What the task requires:
Your task is to print all of the material verbatim.

####

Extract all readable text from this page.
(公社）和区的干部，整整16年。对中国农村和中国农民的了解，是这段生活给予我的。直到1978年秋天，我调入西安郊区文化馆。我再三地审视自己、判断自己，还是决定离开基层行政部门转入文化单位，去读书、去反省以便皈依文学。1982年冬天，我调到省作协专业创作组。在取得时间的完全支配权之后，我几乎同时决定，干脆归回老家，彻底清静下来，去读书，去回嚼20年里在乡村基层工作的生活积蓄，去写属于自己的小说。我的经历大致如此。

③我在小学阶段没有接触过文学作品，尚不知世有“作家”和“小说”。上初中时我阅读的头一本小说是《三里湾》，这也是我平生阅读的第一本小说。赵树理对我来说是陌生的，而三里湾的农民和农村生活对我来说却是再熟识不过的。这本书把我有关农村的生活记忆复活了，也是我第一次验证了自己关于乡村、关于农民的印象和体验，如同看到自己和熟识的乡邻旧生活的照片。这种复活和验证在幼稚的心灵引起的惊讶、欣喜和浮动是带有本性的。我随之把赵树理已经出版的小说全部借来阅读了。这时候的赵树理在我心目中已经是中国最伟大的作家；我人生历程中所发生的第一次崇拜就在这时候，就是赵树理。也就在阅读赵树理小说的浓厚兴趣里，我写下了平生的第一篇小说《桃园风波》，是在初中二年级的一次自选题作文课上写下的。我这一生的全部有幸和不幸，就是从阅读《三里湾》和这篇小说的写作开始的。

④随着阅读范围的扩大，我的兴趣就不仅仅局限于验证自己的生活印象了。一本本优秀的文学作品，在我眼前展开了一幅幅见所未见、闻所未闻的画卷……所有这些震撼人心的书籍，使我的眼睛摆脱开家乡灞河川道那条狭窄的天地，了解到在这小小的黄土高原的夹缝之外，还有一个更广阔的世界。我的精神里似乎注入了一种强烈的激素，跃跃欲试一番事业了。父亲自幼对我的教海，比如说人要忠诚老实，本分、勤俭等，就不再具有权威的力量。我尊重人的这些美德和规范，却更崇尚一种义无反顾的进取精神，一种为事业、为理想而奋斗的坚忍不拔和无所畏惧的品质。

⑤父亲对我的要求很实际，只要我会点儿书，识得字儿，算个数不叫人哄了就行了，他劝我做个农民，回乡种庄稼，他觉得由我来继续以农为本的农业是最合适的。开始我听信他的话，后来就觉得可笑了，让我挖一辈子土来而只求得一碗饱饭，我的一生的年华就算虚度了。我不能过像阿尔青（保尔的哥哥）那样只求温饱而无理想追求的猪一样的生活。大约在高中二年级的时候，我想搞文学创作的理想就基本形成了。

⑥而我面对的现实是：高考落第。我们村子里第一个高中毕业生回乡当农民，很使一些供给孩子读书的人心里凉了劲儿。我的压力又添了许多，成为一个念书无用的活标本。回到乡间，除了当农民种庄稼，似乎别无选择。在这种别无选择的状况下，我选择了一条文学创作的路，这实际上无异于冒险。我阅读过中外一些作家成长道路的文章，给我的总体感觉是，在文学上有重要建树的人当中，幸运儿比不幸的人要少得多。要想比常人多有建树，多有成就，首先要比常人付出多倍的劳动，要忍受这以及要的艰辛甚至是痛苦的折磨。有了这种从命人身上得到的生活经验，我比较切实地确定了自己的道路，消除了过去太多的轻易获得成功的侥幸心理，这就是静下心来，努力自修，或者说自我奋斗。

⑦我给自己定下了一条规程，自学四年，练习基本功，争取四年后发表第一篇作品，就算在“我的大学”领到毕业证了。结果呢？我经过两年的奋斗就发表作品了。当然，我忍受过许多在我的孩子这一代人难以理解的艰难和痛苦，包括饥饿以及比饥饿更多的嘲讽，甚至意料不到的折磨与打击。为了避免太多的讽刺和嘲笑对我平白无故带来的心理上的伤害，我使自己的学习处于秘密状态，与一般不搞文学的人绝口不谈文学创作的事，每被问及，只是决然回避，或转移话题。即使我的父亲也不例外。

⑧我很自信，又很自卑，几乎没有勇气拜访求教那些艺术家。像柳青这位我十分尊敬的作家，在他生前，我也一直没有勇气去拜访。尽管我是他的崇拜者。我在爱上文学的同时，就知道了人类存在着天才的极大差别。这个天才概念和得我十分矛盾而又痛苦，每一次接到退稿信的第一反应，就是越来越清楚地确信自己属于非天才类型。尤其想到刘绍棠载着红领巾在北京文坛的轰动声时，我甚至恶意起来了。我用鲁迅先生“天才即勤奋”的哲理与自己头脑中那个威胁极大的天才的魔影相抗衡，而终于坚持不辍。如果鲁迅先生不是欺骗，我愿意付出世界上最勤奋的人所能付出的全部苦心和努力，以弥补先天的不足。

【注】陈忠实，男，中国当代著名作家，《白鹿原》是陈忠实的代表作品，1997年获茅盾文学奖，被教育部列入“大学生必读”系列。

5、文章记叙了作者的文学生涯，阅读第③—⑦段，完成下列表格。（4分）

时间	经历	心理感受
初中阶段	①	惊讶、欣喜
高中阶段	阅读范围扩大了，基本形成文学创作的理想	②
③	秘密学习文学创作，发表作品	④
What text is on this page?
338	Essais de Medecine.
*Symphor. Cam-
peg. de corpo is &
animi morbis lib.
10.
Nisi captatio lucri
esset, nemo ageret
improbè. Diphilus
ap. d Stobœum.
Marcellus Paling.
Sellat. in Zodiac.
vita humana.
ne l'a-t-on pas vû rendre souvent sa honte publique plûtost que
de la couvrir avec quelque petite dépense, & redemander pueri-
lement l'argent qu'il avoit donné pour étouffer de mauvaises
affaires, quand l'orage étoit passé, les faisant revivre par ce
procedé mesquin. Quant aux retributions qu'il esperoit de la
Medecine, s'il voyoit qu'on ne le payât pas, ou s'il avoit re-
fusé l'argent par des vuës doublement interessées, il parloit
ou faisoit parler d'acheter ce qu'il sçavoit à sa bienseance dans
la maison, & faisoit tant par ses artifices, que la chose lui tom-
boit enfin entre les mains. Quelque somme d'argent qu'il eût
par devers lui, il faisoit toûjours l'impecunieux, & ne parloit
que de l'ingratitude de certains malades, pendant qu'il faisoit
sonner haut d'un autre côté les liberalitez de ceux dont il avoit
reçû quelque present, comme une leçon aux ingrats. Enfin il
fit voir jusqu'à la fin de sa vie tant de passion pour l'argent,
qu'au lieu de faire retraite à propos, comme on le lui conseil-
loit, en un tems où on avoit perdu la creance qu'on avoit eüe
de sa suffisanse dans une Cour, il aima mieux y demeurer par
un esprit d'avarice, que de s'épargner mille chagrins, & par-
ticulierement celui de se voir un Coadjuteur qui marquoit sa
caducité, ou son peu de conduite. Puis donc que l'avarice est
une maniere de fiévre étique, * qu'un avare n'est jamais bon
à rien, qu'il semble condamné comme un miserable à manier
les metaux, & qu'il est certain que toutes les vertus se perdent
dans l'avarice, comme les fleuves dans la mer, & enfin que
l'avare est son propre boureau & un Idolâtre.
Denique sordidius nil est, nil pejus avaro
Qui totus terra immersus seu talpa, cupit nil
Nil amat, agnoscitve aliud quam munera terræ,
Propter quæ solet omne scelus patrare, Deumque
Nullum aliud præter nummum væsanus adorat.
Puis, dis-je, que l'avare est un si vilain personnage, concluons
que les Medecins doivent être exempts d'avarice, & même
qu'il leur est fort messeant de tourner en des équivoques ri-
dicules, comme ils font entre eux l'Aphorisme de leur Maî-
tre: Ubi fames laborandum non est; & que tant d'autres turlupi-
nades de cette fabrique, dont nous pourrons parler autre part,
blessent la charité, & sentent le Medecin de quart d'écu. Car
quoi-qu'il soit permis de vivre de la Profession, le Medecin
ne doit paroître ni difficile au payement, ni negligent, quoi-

####

Answer for this exercise:
Extract all readable text from this page.
(公社）和区的干部，整整16年。对中国农村和中国农民的了解，是这段生活给予我的。直到1978年秋天，我调入西安郊区文化馆。我再三地审视自己、判断自己，还是决定离开基层行政部门转入文化单位，去读书、去反省以便皈依文学。1982年冬天，我调到省作协专业创作组。在取得时间的完全支配权之后，我几乎同时决定，干脆归回老家，彻底清静下来，去读书，去回嚼20年里在乡村基层工作的生活积蓄，去写属于自己的小说。我的经历大致如此。

③我在小学阶段没有接触过文学作品，尚不知世有“作家”和“小说”。上初中时我阅读的头一本小说是《三里湾》，这也是我平生阅读的第一本小说。赵树理对我来说是陌生的，而三里湾的农民和农村生活对我来说却是再熟识不过的。这本书把我有关农村的生活记忆复活了，也是我第一次验证了自己关于乡村、关于农民的印象和体验，如同看到自己和熟识的乡邻旧生活的照片。这种复活和验证在幼稚的心灵引起的惊讶、欣喜和浮动是带有本性的。我随之把赵树理已经出版的小说全部借来阅读了。这时候的赵树理在我心目中已经是中国最伟大的作家；我人生历程中所发生的第一次崇拜就在这时候，就是赵树理。也就在阅读赵树理小说的浓厚兴趣里，我写下了平生的第一篇小说《桃园风波》，是在初中二年级的一次自选题作文课上写下的。我这一生的全部有幸和不幸，就是从阅读《三里湾》和这篇小说的写作开始的。

④随着阅读范围的扩大，我的兴趣就不仅仅局限于验证自己的生活印象了。一本本优秀的文学作品，在我眼前展开了一幅幅见所未见、闻所未闻的画卷……所有这些震撼人心的书籍，使我的眼睛摆脱开家乡灞河川道那条狭窄的天地，了解到在这小小的黄土高原的夹缝之外，还有一个更广阔的世界。我的精神里似乎注入了一种强烈的激素，跃跃欲试一番事业了。父亲自幼对我的教海，比如说人要忠诚老实，本分、勤俭等，就不再具有权威的力量。我尊重人的这些美德和规范，却更崇尚一种义无反顾的进取精神，一种为事业、为理想而奋斗的坚忍不拔和无所畏惧的品质。

⑤父亲对我的要求很实际，只要我会点儿书，识得字儿，算个数不叫人哄了就行了，他劝我做个农民，回乡种庄稼，他觉得由我来继续以农为本的农业是最合适的。开始我听信他的话，后来就觉得可笑了，让我挖一辈子土来而只求得一碗饱饭，我的一生的年华就算虚度了。我不能过像阿尔青（保尔的哥哥）那样只求温饱而无理想追求的猪一样的生活。大约在高中二年级的时候，我想搞文学创作的理想就基本形成了。

⑥而我面对的现实是：高考落第。我们村子里第一个高中毕业生回乡当农民，很使一些供给孩子读书的人心里凉了劲儿。我的压力又添了许多，成为一个念书无用的活标本。回到乡间，除了当农民种庄稼，似乎别无选择。在这种别无选择的状况下，我选择了一条文学创作的路，这实际上无异于冒险。我阅读过中外一些作家成长道路的文章，给我的总体感觉是，在文学上有重要建树的人当中，幸运儿比不幸的人要少得多。要想比常人多有建树，多有成就，首先要比常人付出多倍的劳动，要忍受这以及要的艰辛甚至是痛苦的折磨。有了这种从命人身上得到的生活经验，我比较切实地确定了自己的道路，消除了过去太多的轻易获得成功的侥幸心理，这就是静下心来，努力自修，或者说自我奋斗。

⑦我给自己定下了一条规程，自学四年，练习基本功，争取四年后发表第一篇作品，就算在“我的大学”领到毕业证了。结果呢？我经过两年的奋斗就发表作品了。当然，我忍受过许多在我的孩子这一代人难以理解的艰难和痛苦，包括饥饿以及比饥饿更多的嘲讽，甚至意料不到的折磨与打击。为了避免太多的讽刺和嘲笑对我平白无故带来的心理上的伤害，我使自己的学习处于秘密状态，与一般不搞文学的人绝口不谈文学创作的事，每被问及，只是决然回避，或转移话题。即使我的父亲也不例外。

⑧我很自信，又很自卑，几乎没有勇气拜访求教那些艺术家。像柳青这位我十分尊敬的作家，在他生前，我也一直没有勇气去拜访。尽管我是他的崇拜者。我在爱上文学的同时，就知道了人类存在着天才的极大差别。这个天才概念和得我十分矛盾而又痛苦，每一次接到退稿信的第一反应，就是越来越清楚地确信自己属于非天才类型。尤其想到刘绍棠载着红领巾在北京文坛的轰动声时，我甚至恶意起来了。我用鲁迅先生“天才即勤奋”的哲理与自己头脑中那个威胁极大的天才的魔影相抗衡，而终于坚持不辍。如果鲁迅先生不是欺骗，我愿意付出世界上最勤奋的人所能付出的全部苦心和努力，以弥补先天的不足。

【注】陈忠实，男，中国当代著名作家，《白鹿原》是陈忠实的代表作品，1997年获茅盾文学奖，被教育部列入“大学生必读”系列。

5、文章记叙了作者的文学生涯，阅读第③—⑦段，完成下列表格。（4分）

时间	经历	心理感受
初中阶段	①	惊讶、欣喜
高中阶段	阅读范围扩大了，基本形成文学创作的理想	②
③	秘密学习文学创作，发表作品	④
What text is on this page?
338	Essais de Medecine.
*Symphor. Cam-
peg. de corpo is &
animi morbis lib.
10.
Nisi captatio lucri
esset, nemo ageret
improbè. Diphilus
ap. d Stobœum.
Marcellus Paling.
Sellat. in Zodiac.
vita humana.
ne l'a-t-on pas vû rendre souvent sa honte publique plûtost que
de la couvrir avec quelque petite dépense, & redemander pueri-
lement l'argent qu'il avoit donné pour étouffer de mauvaises
affaires, quand l'orage étoit passé, les faisant revivre par ce
procedé mesquin. Quant aux retributions qu'il esperoit de la
Medecine, s'il voyoit qu'on ne le payât pas, ou s'il avoit re-
fusé l'argent par des vuës doublement interessées, il parloit
ou faisoit parler d'acheter ce qu'il sçavoit à sa bienseance dans
la maison, & faisoit tant par ses artifices, que la chose lui tom-
boit enfin entre les mains. Quelque somme d'argent qu'il eût
par devers lui, il faisoit toûjours l'impecunieux, & ne parloit
que de l'ingratitude de certains malades, pendant qu'il faisoit
sonner haut d'un autre côté les liberalitez de ceux dont il avoit
reçû quelque present, comme une leçon aux ingrats. Enfin il
fit voir jusqu'à la fin de sa vie tant de passion pour l'argent,
qu'au lieu de faire retraite à propos, comme on le lui conseil-
loit, en un tems où on avoit perdu la creance qu'on avoit eüe
de sa suffisanse dans une Cour, il aima mieux y demeurer par
un esprit d'avarice, que de s'épargner mille chagrins, & par-
ticulierement celui de se voir un Coadjuteur qui marquoit sa
caducité, ou son peu de conduite. Puis donc que l'avarice est
une maniere de fiévre étique, * qu'un avare n'est jamais bon
à rien, qu'il semble condamné comme un miserable à manier
les metaux, & qu'il est certain que toutes les vertus se perdent
dans l'avarice, comme les fleuves dans la mer, & enfin que
l'avare est son propre boureau & un Idolâtre.
Denique sordidius nil est, nil pejus avaro
Qui totus terra immersus seu talpa, cupit nil
Nil amat, agnoscitve aliud quam munera terræ,
Propter quæ solet omne scelus patrare, Deumque
Nullum aliud præter nummum væsanus adorat.
Puis, dis-je, que l'avare est un si vilain personnage, concluons
que les Medecins doivent être exempts d'avarice, & même
qu'il leur est fort messeant de tourner en des équivoques ri-
dicules, comme ils font entre eux l'Aphorisme de leur Maî-
tre: Ubi fames laborandum non est; & que tant d'autres turlupi-
nades de cette fabrique, dont nous pourrons parler autre part,
blessent la charité, & sentent le Medecin de quart d'écu. Car
quoi-qu'il soit permis de vivre de la Profession, le Medecin
ne doit paroître ni difficile au payement, ni negligent, quoi-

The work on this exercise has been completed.